↓
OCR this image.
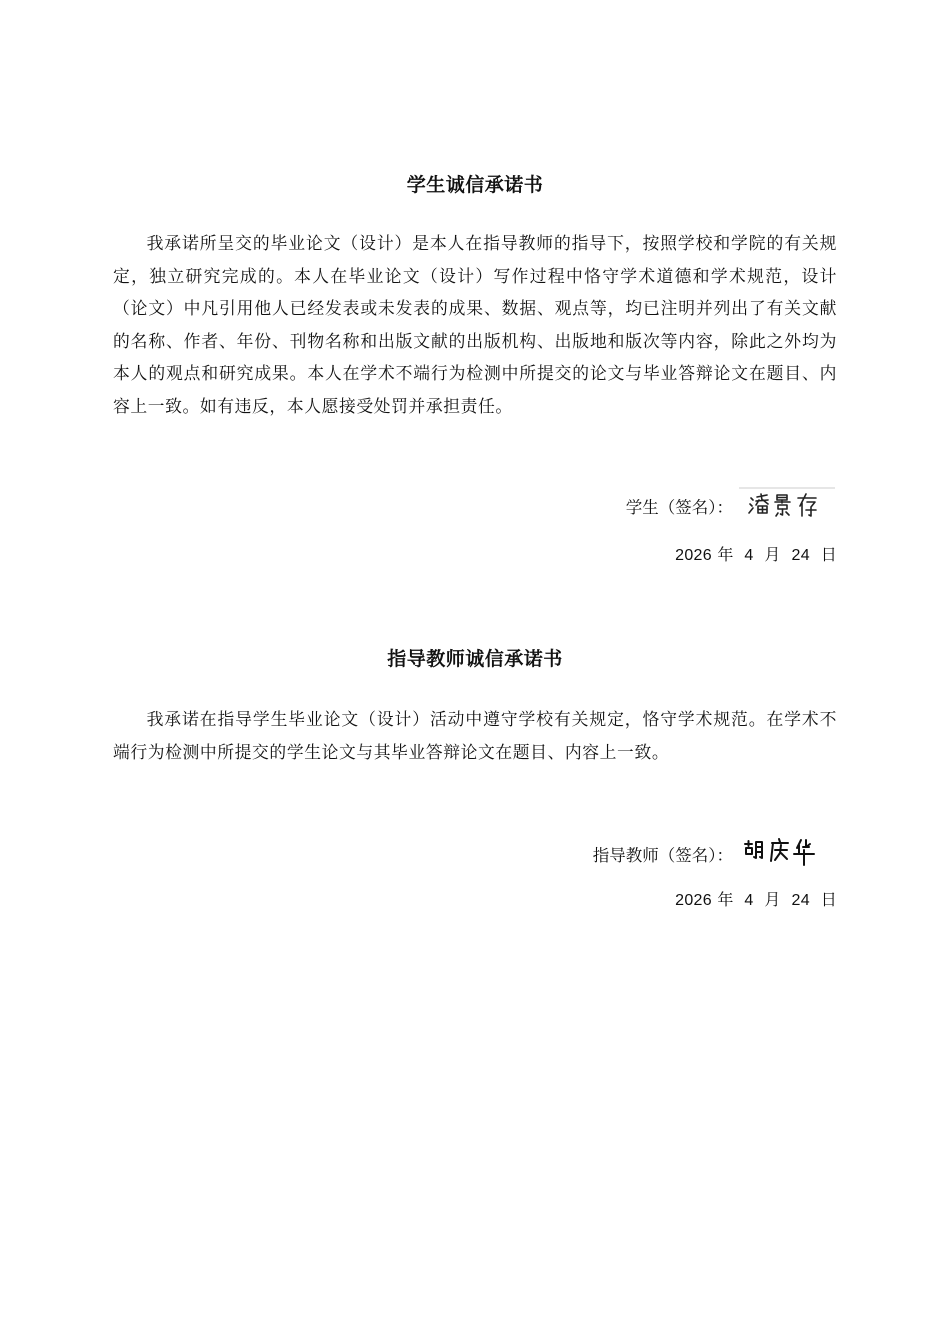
学生诚信承诺书

我承诺所呈交的毕业论文（设计）是本人在指导教师的指导下，按照学校和学院的有关规定，独立研究完成的。本人在毕业论文（设计）写作过程中恪守学术道德和学术规范，设计（论文）中凡引用他人已经发表或未发表的成果、数据、观点等，均已注明并列出了有关文献的名称、作者、年份、刊物名称和出版文献的出版机构、出版地和版次等内容，除此之外均为本人的观点和研究成果。本人在学术不端行为检测中所提交的论文与毕业答辩论文在题目、内容上一致。如有违反，本人愿接受处罚并承担责任。

学生（签名）：
2026 年 4 月 24 日
指导教师诚信承诺书

我承诺在指导学生毕业论文（设计）活动中遵守学校有关规定，恪守学术规范。在学术不端行为检测中所提交的学生论文与其毕业答辩论文在题目、内容上一致。

指导教师（签名）：
2026 年 4 月 24 日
↑
*BRIEF*.
Keep the pictures out of your copy, and repeat every entry above exactly.

*ANSWER*.
OCR this image.
学生诚信承诺书

我承诺所呈交的毕业论文（设计）是本人在指导教师的指导下，按照学校和学院的有关规定，独立研究完成的。本人在毕业论文（设计）写作过程中恪守学术道德和学术规范，设计（论文）中凡引用他人已经发表或未发表的成果、数据、观点等，均已注明并列出了有关文献的名称、作者、年份、刊物名称和出版文献的出版机构、出版地和版次等内容，除此之外均为本人的观点和研究成果。本人在学术不端行为检测中所提交的论文与毕业答辩论文在题目、内容上一致。如有违反，本人愿接受处罚并承担责任。

学生（签名）：
2026 年 4 月 24 日
指导教师诚信承诺书

我承诺在指导学生毕业论文（设计）活动中遵守学校有关规定，恪守学术规范。在学术不端行为检测中所提交的学生论文与其毕业答辩论文在题目、内容上一致。

指导教师（签名）：
2026 年 4 月 24 日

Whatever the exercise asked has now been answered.